EXERCISE INSTRUCTIONS — Look through the data below and work out how many lines contain the string "JSON". Give the number alone.

START

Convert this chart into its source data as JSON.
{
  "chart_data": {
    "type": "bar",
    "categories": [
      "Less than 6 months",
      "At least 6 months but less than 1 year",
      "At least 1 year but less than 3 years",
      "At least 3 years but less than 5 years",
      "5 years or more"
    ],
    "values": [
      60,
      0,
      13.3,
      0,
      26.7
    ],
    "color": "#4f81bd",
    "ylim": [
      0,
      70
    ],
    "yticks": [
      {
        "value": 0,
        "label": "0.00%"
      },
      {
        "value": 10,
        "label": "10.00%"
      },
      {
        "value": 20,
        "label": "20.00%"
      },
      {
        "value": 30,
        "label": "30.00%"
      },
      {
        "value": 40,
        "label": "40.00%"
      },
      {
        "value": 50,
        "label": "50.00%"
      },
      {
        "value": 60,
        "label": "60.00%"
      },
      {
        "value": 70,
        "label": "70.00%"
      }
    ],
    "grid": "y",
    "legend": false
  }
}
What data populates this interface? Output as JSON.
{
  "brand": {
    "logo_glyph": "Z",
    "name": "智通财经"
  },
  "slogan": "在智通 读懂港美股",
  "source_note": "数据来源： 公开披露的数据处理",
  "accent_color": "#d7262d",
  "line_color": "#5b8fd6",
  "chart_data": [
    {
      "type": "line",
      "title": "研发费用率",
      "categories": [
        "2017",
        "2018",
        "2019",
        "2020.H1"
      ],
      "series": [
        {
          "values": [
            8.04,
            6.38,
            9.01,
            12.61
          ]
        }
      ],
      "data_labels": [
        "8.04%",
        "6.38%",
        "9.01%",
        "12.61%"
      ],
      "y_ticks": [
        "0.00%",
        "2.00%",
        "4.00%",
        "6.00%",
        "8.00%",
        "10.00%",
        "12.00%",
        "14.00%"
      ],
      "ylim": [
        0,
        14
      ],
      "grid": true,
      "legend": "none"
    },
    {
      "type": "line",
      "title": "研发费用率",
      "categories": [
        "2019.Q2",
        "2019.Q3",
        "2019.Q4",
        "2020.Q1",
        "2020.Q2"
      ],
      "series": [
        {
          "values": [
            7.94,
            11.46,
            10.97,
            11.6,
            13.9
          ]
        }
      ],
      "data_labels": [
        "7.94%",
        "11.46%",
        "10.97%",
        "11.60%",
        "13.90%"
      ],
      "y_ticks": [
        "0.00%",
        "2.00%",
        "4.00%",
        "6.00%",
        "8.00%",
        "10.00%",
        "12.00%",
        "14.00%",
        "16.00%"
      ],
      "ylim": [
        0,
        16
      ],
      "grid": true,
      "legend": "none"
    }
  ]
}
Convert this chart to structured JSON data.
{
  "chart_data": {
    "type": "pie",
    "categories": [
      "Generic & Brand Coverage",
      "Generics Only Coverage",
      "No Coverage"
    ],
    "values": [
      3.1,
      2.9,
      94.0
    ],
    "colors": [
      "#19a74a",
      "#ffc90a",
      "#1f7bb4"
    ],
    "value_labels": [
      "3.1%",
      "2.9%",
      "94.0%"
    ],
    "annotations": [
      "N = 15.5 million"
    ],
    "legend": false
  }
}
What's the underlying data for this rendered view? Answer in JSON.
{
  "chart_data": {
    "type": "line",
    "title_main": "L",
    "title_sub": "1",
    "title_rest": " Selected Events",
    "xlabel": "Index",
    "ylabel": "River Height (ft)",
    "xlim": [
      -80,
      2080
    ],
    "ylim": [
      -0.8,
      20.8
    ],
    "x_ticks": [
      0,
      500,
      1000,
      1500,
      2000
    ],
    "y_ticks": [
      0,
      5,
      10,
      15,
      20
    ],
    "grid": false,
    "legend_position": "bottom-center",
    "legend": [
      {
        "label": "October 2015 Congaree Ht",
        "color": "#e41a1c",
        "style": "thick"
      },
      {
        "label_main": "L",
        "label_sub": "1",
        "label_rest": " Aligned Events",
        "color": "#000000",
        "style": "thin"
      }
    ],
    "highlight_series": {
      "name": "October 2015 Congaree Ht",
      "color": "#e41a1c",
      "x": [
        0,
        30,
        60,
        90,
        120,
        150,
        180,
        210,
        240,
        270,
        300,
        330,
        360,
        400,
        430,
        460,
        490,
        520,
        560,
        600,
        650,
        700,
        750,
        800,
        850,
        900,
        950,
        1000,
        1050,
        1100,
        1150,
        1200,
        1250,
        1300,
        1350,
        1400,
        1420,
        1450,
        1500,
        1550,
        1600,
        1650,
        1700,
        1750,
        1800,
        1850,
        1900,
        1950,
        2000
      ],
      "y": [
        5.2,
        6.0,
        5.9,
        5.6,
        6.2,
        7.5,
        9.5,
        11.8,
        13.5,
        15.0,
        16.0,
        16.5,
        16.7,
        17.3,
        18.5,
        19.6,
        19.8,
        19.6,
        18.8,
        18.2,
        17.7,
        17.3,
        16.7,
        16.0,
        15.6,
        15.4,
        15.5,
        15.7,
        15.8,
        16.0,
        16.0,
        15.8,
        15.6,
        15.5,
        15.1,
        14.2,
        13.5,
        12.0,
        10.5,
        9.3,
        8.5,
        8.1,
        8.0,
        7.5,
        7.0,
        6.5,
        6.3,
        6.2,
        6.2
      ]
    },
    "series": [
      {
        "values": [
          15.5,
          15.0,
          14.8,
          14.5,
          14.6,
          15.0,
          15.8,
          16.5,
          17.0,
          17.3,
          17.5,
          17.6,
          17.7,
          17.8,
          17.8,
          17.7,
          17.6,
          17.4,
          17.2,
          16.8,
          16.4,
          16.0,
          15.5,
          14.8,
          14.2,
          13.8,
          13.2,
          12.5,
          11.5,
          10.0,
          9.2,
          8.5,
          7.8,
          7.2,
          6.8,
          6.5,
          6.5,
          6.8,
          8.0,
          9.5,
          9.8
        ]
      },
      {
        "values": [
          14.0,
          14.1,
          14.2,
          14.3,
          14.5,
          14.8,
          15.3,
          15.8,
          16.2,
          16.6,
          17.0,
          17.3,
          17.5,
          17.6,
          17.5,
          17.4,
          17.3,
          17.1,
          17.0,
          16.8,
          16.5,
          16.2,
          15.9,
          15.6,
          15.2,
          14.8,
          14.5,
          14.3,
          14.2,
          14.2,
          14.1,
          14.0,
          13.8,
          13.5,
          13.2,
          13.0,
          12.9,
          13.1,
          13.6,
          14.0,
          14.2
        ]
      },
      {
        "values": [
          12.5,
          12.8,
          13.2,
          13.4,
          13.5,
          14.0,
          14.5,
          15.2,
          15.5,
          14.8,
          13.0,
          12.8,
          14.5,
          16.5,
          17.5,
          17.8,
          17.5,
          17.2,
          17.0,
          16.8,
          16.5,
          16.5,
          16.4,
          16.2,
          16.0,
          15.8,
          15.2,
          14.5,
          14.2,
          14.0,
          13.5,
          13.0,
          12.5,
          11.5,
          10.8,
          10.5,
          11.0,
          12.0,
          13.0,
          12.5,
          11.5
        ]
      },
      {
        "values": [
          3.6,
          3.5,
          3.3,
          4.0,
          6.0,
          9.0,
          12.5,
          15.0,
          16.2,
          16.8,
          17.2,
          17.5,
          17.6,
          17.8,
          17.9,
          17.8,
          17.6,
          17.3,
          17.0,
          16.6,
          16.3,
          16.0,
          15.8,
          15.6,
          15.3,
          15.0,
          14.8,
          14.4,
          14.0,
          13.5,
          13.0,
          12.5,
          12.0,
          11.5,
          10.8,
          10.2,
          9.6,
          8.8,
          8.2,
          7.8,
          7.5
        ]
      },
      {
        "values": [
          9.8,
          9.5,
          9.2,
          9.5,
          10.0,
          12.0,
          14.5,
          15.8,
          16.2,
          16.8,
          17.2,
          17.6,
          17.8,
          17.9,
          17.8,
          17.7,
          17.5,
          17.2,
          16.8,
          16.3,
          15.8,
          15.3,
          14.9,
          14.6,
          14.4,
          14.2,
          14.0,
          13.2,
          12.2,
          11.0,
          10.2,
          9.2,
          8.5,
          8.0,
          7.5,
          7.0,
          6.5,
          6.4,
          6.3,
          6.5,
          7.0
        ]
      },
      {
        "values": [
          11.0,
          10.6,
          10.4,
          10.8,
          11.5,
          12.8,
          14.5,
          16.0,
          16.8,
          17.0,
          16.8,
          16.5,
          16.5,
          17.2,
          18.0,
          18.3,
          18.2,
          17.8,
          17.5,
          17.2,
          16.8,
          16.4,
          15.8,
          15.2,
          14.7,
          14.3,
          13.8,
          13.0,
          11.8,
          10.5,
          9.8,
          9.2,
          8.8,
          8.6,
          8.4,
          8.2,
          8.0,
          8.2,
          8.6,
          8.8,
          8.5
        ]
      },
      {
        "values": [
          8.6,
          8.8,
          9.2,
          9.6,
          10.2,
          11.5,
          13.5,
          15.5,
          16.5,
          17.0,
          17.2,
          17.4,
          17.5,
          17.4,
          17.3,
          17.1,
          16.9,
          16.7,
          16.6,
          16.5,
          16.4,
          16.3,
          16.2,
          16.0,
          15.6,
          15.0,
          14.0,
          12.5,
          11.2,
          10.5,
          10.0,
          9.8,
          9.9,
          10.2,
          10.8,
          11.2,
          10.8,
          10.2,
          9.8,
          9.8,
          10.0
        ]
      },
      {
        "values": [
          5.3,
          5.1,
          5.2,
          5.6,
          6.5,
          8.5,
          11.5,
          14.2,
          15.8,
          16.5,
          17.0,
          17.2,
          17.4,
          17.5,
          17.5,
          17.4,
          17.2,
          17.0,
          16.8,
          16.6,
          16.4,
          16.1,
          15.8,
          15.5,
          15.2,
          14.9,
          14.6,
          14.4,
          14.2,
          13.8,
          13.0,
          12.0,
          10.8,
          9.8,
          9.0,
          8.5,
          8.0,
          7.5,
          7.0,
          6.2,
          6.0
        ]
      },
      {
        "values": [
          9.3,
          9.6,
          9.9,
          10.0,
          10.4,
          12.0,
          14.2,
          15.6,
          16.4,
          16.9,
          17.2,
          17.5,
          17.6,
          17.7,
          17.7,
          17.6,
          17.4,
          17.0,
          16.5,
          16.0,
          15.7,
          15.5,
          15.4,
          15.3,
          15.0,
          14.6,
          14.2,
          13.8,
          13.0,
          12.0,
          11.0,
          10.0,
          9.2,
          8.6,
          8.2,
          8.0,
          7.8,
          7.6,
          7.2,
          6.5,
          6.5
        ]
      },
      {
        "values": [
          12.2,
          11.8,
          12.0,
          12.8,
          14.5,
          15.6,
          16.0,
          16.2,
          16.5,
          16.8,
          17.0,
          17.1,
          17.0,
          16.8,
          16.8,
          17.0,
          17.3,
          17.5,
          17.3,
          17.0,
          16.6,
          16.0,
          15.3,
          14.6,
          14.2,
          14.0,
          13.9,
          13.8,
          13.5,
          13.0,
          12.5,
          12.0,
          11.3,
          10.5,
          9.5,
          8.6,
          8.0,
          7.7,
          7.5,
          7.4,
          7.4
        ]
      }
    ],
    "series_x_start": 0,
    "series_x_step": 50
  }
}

END

OUTPUT BELOW — 4